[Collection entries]
++++++++++++++++++++

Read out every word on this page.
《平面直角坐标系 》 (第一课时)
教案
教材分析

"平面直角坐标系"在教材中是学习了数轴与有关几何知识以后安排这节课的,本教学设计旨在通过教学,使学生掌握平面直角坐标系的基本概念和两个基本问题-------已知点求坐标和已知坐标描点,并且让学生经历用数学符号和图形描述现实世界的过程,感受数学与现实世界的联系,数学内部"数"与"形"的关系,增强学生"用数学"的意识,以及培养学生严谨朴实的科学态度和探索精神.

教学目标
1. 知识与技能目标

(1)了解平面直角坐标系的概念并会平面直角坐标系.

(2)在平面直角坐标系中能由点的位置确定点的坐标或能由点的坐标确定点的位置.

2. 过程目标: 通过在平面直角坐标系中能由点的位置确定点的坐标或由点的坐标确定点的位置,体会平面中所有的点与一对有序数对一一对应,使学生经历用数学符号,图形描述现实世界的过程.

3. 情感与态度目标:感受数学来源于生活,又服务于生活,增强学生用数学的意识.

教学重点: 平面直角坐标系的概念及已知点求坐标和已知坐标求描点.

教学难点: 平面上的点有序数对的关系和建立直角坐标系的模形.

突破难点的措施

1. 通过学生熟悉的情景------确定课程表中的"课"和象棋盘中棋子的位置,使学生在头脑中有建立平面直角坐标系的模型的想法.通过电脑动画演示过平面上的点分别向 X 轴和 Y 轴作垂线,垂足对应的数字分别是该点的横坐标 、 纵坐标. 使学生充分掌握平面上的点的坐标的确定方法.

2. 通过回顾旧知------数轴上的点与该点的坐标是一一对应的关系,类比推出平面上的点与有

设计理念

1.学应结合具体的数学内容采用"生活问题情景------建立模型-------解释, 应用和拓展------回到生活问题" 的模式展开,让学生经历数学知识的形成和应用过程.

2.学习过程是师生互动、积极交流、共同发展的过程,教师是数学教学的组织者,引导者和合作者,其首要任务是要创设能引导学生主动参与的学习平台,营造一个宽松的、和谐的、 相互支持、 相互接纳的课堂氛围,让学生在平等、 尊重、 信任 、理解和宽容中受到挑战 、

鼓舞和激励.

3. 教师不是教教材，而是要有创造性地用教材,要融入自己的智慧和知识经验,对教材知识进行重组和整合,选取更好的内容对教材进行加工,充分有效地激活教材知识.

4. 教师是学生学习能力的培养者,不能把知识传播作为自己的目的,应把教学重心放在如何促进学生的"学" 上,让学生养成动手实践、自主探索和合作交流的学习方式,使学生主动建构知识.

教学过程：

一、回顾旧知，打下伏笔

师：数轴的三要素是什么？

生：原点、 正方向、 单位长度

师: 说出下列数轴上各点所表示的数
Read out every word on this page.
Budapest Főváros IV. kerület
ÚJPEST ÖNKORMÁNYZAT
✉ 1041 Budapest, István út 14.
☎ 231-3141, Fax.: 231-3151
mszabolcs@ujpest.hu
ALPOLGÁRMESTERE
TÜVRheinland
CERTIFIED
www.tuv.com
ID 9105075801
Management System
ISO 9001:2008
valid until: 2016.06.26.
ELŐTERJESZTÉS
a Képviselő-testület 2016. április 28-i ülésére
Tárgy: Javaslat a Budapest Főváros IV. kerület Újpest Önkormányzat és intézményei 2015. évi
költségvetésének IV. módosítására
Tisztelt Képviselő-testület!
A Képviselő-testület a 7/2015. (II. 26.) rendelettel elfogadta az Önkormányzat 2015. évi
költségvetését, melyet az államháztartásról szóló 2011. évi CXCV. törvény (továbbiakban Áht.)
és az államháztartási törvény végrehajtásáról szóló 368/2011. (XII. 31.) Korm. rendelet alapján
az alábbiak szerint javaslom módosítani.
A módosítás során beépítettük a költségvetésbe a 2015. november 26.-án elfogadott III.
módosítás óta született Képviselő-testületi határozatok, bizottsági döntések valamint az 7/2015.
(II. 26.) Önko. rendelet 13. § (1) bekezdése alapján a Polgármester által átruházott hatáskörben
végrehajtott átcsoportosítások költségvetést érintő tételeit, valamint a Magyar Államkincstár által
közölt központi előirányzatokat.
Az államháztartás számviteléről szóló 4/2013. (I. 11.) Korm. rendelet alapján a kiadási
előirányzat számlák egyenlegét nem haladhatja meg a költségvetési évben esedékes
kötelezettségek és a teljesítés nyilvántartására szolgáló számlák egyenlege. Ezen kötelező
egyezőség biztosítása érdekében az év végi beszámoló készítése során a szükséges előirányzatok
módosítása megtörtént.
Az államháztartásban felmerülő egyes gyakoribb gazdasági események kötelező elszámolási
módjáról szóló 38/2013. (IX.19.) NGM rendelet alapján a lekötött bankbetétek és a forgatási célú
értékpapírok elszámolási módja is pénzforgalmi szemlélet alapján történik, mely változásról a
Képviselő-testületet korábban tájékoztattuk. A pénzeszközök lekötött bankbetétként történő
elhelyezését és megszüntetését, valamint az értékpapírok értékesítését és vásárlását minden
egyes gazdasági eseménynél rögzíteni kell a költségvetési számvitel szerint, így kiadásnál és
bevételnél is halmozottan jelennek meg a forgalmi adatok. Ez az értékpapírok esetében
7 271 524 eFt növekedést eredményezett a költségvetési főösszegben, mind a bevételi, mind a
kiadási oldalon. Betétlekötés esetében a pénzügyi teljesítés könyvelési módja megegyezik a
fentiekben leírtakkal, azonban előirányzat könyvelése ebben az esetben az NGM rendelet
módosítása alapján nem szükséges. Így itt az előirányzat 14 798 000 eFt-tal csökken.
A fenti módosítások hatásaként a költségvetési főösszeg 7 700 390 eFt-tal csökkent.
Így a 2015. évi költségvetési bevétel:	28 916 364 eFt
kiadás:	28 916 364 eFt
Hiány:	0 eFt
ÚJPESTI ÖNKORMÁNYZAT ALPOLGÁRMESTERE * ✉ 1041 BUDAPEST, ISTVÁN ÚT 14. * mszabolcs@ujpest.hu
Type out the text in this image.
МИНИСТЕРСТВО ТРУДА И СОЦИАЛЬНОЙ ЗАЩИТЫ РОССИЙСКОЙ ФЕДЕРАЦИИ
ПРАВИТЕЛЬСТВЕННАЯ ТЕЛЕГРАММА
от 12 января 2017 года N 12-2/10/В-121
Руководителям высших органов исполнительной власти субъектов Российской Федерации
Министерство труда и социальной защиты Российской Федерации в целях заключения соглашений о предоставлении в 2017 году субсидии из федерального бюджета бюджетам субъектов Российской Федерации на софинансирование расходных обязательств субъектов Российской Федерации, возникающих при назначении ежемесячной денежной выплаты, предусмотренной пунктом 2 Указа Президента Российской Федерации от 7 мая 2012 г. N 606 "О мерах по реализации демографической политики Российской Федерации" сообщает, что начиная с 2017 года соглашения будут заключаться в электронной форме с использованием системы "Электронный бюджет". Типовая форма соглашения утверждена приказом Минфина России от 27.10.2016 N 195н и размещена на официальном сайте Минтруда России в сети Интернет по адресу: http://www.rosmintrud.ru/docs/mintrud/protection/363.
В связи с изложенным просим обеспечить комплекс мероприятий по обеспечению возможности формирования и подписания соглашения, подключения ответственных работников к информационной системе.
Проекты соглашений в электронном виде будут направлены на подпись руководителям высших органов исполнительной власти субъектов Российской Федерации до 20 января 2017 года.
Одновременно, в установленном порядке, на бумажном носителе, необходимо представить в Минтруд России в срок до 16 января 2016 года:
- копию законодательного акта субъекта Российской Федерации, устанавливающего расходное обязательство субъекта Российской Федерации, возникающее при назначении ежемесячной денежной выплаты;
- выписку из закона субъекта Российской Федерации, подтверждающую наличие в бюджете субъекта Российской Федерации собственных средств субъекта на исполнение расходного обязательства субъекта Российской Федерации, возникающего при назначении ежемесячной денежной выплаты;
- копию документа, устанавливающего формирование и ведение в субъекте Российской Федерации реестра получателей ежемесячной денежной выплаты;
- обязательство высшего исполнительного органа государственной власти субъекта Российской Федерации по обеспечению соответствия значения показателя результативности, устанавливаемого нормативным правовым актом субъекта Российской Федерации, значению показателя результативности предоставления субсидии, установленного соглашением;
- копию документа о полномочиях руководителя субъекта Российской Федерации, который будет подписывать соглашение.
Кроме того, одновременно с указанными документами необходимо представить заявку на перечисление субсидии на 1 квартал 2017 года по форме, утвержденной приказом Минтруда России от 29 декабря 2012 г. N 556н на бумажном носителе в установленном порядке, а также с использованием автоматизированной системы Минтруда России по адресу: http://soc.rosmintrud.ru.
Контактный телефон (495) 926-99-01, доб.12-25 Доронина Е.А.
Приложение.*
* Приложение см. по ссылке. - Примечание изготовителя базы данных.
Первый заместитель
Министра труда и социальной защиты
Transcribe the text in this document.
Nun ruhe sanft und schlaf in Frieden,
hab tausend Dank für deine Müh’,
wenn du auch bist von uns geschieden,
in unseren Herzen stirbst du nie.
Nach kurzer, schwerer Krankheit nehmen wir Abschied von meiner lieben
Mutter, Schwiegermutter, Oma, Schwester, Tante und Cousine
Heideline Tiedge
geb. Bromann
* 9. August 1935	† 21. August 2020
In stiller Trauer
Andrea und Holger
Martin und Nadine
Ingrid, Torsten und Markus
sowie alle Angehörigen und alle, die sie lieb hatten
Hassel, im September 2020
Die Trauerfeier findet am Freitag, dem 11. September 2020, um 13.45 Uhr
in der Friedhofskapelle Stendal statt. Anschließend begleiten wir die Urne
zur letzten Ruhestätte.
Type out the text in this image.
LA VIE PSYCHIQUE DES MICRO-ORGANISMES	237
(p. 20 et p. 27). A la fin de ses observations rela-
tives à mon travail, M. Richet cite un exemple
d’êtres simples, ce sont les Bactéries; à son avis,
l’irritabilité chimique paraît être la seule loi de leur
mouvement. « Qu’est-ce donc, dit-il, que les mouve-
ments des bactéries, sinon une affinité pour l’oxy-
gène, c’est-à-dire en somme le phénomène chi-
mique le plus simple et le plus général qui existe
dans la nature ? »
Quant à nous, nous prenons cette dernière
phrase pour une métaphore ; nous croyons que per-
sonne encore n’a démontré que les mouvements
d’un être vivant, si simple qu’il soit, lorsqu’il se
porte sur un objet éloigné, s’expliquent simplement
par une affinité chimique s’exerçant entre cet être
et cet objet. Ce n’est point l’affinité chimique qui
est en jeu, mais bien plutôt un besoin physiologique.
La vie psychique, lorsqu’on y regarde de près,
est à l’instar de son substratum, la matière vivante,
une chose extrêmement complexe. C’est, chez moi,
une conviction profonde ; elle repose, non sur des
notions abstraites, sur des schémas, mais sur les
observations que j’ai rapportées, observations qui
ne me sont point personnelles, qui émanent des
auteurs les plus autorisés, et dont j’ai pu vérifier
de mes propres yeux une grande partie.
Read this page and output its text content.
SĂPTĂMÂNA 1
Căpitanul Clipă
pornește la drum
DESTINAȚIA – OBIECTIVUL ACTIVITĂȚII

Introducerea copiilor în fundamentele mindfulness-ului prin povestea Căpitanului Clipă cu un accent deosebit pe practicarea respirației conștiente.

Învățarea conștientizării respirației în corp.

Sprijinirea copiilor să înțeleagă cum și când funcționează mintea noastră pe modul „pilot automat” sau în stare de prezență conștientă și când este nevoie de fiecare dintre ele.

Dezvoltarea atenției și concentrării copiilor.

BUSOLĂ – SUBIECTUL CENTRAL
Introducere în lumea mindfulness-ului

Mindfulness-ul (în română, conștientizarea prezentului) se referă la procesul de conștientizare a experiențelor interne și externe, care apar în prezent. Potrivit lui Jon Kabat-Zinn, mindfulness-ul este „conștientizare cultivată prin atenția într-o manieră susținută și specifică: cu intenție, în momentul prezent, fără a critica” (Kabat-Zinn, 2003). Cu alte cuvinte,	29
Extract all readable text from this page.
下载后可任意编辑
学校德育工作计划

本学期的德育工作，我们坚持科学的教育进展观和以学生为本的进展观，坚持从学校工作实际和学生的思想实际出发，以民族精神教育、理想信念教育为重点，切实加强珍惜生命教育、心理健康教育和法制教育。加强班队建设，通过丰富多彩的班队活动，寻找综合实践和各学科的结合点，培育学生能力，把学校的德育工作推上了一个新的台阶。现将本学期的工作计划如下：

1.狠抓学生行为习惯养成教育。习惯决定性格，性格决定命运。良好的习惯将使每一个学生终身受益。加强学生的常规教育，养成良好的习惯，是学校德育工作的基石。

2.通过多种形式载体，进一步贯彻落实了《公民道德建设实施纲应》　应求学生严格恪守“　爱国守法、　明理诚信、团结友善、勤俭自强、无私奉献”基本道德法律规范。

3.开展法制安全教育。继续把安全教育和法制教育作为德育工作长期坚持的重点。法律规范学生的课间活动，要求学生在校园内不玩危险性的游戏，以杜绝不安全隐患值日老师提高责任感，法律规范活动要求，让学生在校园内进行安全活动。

++++++++++++++++++++

> **TASK STATEMENT**: Gather up the lines that contain the word "egyes".

> **ANSWER TO THE EXERCISE**:
Az államháztartásban felmerülő egyes gyakoribb gazdasági események kötelező elszámolási
egyes gazdasági eseménynél rögzíteni kell a költségvetési számvitel szerint, így kiadásnál és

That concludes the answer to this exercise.